EXERCISE AIM: Drop every picture and give the entries back exactly.

EXERCISE INPUT:
--------------------------------

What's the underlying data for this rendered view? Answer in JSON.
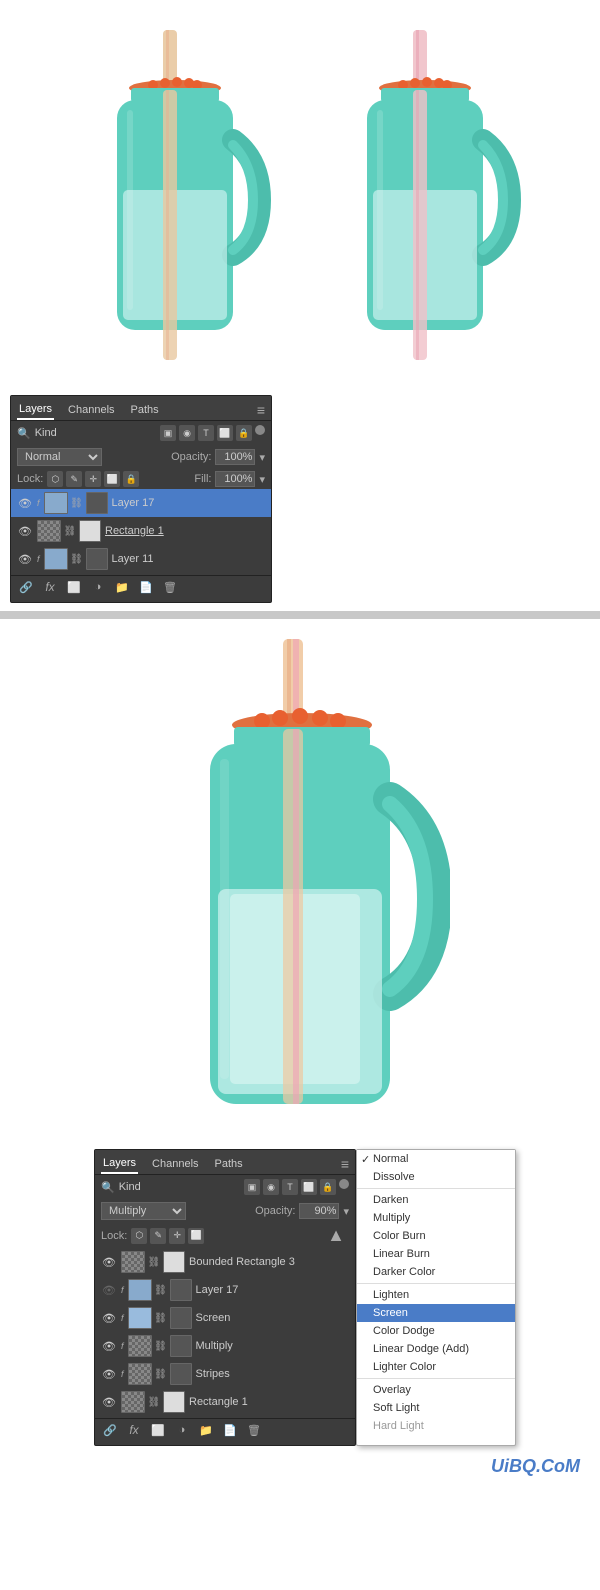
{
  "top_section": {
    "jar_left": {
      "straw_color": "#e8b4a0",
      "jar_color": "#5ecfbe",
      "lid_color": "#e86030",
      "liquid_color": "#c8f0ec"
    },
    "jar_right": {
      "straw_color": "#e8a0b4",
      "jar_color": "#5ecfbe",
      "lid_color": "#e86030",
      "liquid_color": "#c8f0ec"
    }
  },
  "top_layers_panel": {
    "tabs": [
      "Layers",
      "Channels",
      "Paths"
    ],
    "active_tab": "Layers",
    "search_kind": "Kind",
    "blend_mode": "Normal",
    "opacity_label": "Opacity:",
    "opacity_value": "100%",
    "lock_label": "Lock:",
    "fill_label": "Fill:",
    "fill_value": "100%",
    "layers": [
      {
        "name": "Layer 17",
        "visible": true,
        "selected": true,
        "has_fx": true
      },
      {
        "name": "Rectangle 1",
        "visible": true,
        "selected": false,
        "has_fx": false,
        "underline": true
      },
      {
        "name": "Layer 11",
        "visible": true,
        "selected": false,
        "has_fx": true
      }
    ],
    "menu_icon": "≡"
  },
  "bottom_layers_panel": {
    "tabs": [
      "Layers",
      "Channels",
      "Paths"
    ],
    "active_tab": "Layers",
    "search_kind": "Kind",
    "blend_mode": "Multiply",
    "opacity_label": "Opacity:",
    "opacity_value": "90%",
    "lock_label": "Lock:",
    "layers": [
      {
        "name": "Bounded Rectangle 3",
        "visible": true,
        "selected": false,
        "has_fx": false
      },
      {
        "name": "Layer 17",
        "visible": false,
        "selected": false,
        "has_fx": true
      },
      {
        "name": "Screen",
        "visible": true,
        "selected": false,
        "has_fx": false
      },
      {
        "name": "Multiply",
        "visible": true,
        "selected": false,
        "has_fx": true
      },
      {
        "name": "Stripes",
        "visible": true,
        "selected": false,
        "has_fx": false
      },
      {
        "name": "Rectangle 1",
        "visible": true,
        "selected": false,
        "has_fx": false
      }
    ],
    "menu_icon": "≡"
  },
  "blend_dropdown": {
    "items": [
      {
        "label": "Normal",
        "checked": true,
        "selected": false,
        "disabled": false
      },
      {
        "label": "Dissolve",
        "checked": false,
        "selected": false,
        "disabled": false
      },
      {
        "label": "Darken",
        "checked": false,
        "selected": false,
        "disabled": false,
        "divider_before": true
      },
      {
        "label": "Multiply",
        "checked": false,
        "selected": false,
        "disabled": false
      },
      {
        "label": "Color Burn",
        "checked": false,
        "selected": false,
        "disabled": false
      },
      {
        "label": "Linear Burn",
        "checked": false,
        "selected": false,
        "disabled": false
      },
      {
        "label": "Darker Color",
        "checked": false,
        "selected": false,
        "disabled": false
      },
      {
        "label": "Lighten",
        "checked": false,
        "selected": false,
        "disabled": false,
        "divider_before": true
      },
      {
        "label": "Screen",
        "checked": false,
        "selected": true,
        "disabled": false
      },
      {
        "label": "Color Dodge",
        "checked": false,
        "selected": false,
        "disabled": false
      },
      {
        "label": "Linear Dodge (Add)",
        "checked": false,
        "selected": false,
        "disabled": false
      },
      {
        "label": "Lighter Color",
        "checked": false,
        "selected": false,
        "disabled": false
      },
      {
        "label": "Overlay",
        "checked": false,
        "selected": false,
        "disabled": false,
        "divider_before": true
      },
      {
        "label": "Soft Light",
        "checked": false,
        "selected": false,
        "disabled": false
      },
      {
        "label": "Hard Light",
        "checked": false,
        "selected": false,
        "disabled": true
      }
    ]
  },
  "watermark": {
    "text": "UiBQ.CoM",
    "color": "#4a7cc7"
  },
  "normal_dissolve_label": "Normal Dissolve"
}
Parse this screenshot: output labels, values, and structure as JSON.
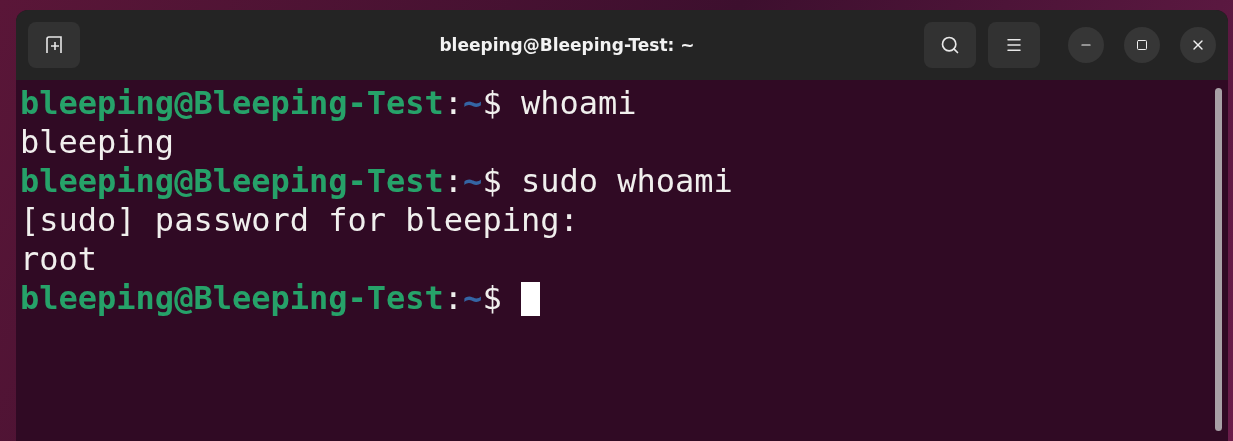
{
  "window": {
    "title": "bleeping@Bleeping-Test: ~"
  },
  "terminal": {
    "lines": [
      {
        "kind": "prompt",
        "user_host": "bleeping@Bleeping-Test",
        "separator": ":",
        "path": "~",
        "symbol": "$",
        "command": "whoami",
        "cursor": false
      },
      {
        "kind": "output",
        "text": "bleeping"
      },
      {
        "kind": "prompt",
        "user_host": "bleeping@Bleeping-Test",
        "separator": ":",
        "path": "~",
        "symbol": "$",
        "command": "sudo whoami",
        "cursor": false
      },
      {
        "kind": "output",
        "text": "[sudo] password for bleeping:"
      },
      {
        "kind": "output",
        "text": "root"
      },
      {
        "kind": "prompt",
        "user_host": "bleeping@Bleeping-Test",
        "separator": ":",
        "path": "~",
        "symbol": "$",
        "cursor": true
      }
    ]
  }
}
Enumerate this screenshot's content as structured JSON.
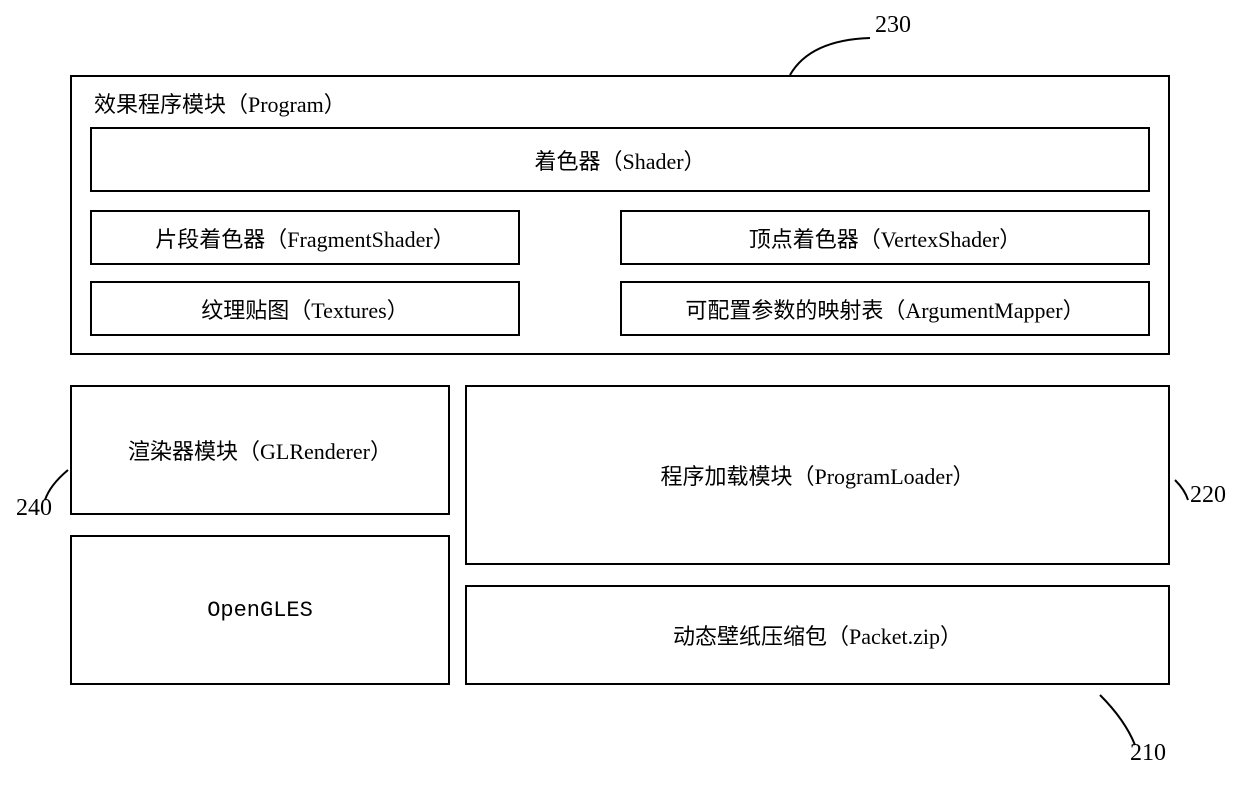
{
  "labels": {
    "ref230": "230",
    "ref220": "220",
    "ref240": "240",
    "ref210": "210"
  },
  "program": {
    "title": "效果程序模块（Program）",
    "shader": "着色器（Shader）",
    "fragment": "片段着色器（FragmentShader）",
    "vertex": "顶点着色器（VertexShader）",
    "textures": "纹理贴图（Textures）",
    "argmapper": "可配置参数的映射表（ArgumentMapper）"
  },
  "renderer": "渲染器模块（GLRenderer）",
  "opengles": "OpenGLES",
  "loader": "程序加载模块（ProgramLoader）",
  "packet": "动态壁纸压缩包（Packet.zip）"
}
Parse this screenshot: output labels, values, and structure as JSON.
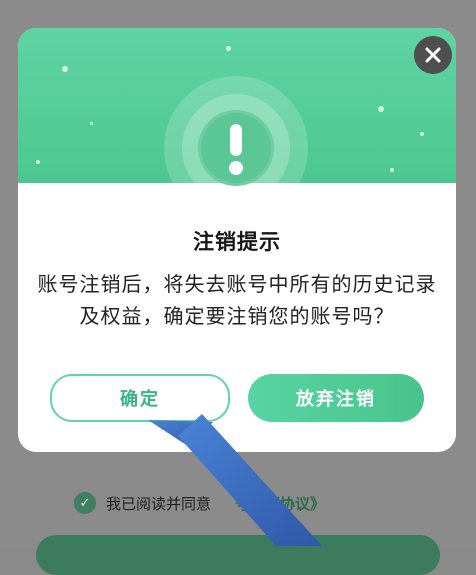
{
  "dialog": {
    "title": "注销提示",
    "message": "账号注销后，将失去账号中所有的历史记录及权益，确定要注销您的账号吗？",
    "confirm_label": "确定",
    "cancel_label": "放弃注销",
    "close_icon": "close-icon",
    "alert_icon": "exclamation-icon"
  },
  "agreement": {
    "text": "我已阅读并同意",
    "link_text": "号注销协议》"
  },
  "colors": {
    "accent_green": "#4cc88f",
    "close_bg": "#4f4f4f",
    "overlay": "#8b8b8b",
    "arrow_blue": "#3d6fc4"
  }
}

--------------------------------

WRITTEN ANSWER:
What's the underlying data for this rendered view? Answer in JSON.
{
  "top_section": {
    "jar_left": {
      "straw_color": "#e8b4a0",
      "jar_color": "#5ecfbe",
      "lid_color": "#e86030",
      "liquid_color": "#c8f0ec"
    },
    "jar_right": {
      "straw_color": "#e8a0b4",
      "jar_color": "#5ecfbe",
      "lid_color": "#e86030",
      "liquid_color": "#c8f0ec"
    }
  },
  "top_layers_panel": {
    "tabs": [
      "Layers",
      "Channels",
      "Paths"
    ],
    "active_tab": "Layers",
    "search_kind": "Kind",
    "blend_mode": "Normal",
    "opacity_label": "Opacity:",
    "opacity_value": "100%",
    "lock_label": "Lock:",
    "fill_label": "Fill:",
    "fill_value": "100%",
    "layers": [
      {
        "name": "Layer 17",
        "visible": true,
        "selected": true,
        "has_fx": true
      },
      {
        "name": "Rectangle 1",
        "visible": true,
        "selected": false,
        "has_fx": false,
        "underline": true
      },
      {
        "name": "Layer 11",
        "visible": true,
        "selected": false,
        "has_fx": true
      }
    ],
    "menu_icon": "≡"
  },
  "bottom_layers_panel": {
    "tabs": [
      "Layers",
      "Channels",
      "Paths"
    ],
    "active_tab": "Layers",
    "search_kind": "Kind",
    "blend_mode": "Multiply",
    "opacity_label": "Opacity:",
    "opacity_value": "90%",
    "lock_label": "Lock:",
    "layers": [
      {
        "name": "Bounded Rectangle 3",
        "visible": true,
        "selected": false,
        "has_fx": false
      },
      {
        "name": "Layer 17",
        "visible": false,
        "selected": false,
        "has_fx": true
      },
      {
        "name": "Screen",
        "visible": true,
        "selected": false,
        "has_fx": false
      },
      {
        "name": "Multiply",
        "visible": true,
        "selected": false,
        "has_fx": true
      },
      {
        "name": "Stripes",
        "visible": true,
        "selected": false,
        "has_fx": false
      },
      {
        "name": "Rectangle 1",
        "visible": true,
        "selected": false,
        "has_fx": false
      }
    ],
    "menu_icon": "≡"
  },
  "blend_dropdown": {
    "items": [
      {
        "label": "Normal",
        "checked": true,
        "selected": false,
        "disabled": false
      },
      {
        "label": "Dissolve",
        "checked": false,
        "selected": false,
        "disabled": false
      },
      {
        "label": "Darken",
        "checked": false,
        "selected": false,
        "disabled": false,
        "divider_before": true
      },
      {
        "label": "Multiply",
        "checked": false,
        "selected": false,
        "disabled": false
      },
      {
        "label": "Color Burn",
        "checked": false,
        "selected": false,
        "disabled": false
      },
      {
        "label": "Linear Burn",
        "checked": false,
        "selected": false,
        "disabled": false
      },
      {
        "label": "Darker Color",
        "checked": false,
        "selected": false,
        "disabled": false
      },
      {
        "label": "Lighten",
        "checked": false,
        "selected": false,
        "disabled": false,
        "divider_before": true
      },
      {
        "label": "Screen",
        "checked": false,
        "selected": true,
        "disabled": false
      },
      {
        "label": "Color Dodge",
        "checked": false,
        "selected": false,
        "disabled": false
      },
      {
        "label": "Linear Dodge (Add)",
        "checked": false,
        "selected": false,
        "disabled": false
      },
      {
        "label": "Lighter Color",
        "checked": false,
        "selected": false,
        "disabled": false
      },
      {
        "label": "Overlay",
        "checked": false,
        "selected": false,
        "disabled": false,
        "divider_before": true
      },
      {
        "label": "Soft Light",
        "checked": false,
        "selected": false,
        "disabled": false
      },
      {
        "label": "Hard Light",
        "checked": false,
        "selected": false,
        "disabled": true
      }
    ]
  },
  "watermark": {
    "text": "UiBQ.CoM",
    "color": "#4a7cc7"
  },
  "normal_dissolve_label": "Normal Dissolve"
}
Parse this screenshot: output labels, values, and structure as JSON.
{
  "window": {
    "title": "bleeping@Bleeping-Test: ~"
  },
  "terminal": {
    "lines": [
      {
        "kind": "prompt",
        "user_host": "bleeping@Bleeping-Test",
        "separator": ":",
        "path": "~",
        "symbol": "$",
        "command": "whoami",
        "cursor": false
      },
      {
        "kind": "output",
        "text": "bleeping"
      },
      {
        "kind": "prompt",
        "user_host": "bleeping@Bleeping-Test",
        "separator": ":",
        "path": "~",
        "symbol": "$",
        "command": "sudo whoami",
        "cursor": false
      },
      {
        "kind": "output",
        "text": "[sudo] password for bleeping:"
      },
      {
        "kind": "output",
        "text": "root"
      },
      {
        "kind": "prompt",
        "user_host": "bleeping@Bleeping-Test",
        "separator": ":",
        "path": "~",
        "symbol": "$",
        "cursor": true
      }
    ]
  }
}
Enumerate this screenshot's content as structured JSON.
{
  "labels": {
    "ref230": "230",
    "ref220": "220",
    "ref240": "240",
    "ref210": "210"
  },
  "program": {
    "title": "效果程序模块（Program）",
    "shader": "着色器（Shader）",
    "fragment": "片段着色器（FragmentShader）",
    "vertex": "顶点着色器（VertexShader）",
    "textures": "纹理贴图（Textures）",
    "argmapper": "可配置参数的映射表（ArgumentMapper）"
  },
  "renderer": "渲染器模块（GLRenderer）",
  "opengles": "OpenGLES",
  "loader": "程序加载模块（ProgramLoader）",
  "packet": "动态壁纸压缩包（Packet.zip）"
}
Parse this screenshot: output labels, values, and structure as JSON.
{
  "dialog": {
    "title": "注销提示",
    "message": "账号注销后，将失去账号中所有的历史记录及权益，确定要注销您的账号吗？",
    "confirm_label": "确定",
    "cancel_label": "放弃注销",
    "close_icon": "close-icon",
    "alert_icon": "exclamation-icon"
  },
  "agreement": {
    "text": "我已阅读并同意",
    "link_text": "号注销协议》"
  },
  "colors": {
    "accent_green": "#4cc88f",
    "close_bg": "#4f4f4f",
    "overlay": "#8b8b8b",
    "arrow_blue": "#3d6fc4"
  }
}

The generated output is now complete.